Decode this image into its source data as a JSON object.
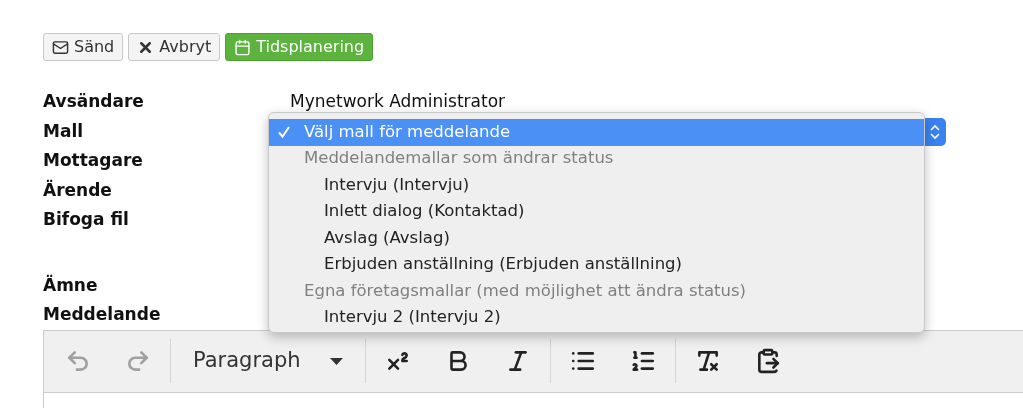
{
  "actions": [
    {
      "kind": "send",
      "label": "Sänd"
    },
    {
      "kind": "cancel",
      "label": "Avbryt"
    },
    {
      "kind": "schedule",
      "label": "Tidsplanering"
    }
  ],
  "form": [
    {
      "label": "Avsändare",
      "value": "Mynetwork Administrator"
    },
    {
      "label": "Mall"
    },
    {
      "label": "Mottagare"
    },
    {
      "label": "Ärende"
    },
    {
      "label": "Bifoga fil"
    },
    {
      "label": "Ämne"
    },
    {
      "label": "Meddelande"
    }
  ],
  "template_menu": [
    {
      "kind": "option",
      "label": "Välj mall för meddelande",
      "selected": true
    },
    {
      "kind": "group",
      "label": "Meddelandemallar som ändrar status"
    },
    {
      "kind": "option",
      "label": "Intervju (Intervju)",
      "selected": false
    },
    {
      "kind": "option",
      "label": "Inlett dialog (Kontaktad)",
      "selected": false
    },
    {
      "kind": "option",
      "label": "Avslag (Avslag)",
      "selected": false
    },
    {
      "kind": "option",
      "label": "Erbjuden anställning (Erbjuden anställning)",
      "selected": false
    },
    {
      "kind": "group",
      "label": "Egna företagsmallar (med möjlighet att ändra status)"
    },
    {
      "kind": "option",
      "label": "Intervju 2 (Intervju 2)",
      "selected": false
    }
  ],
  "editor_toolbar": [
    {
      "kind": "undo",
      "disabled": true
    },
    {
      "kind": "redo",
      "disabled": true
    },
    {
      "kind": "format",
      "label": "Paragraph"
    },
    {
      "kind": "superscript",
      "disabled": false
    },
    {
      "kind": "bold",
      "disabled": false
    },
    {
      "kind": "italic",
      "disabled": false
    },
    {
      "kind": "bullet-list",
      "disabled": false
    },
    {
      "kind": "numbered-list",
      "disabled": false
    },
    {
      "kind": "clear-format",
      "disabled": false
    },
    {
      "kind": "paste-text",
      "disabled": false
    }
  ]
}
━━━━━━
● Given exercise
Gather all lines with the string "status" from the data.

● Reply to the task
      "label": "Meddelandemallar som ändrar status"
      "label": "Egna företagsmallar (med möjlighet att ändra status)"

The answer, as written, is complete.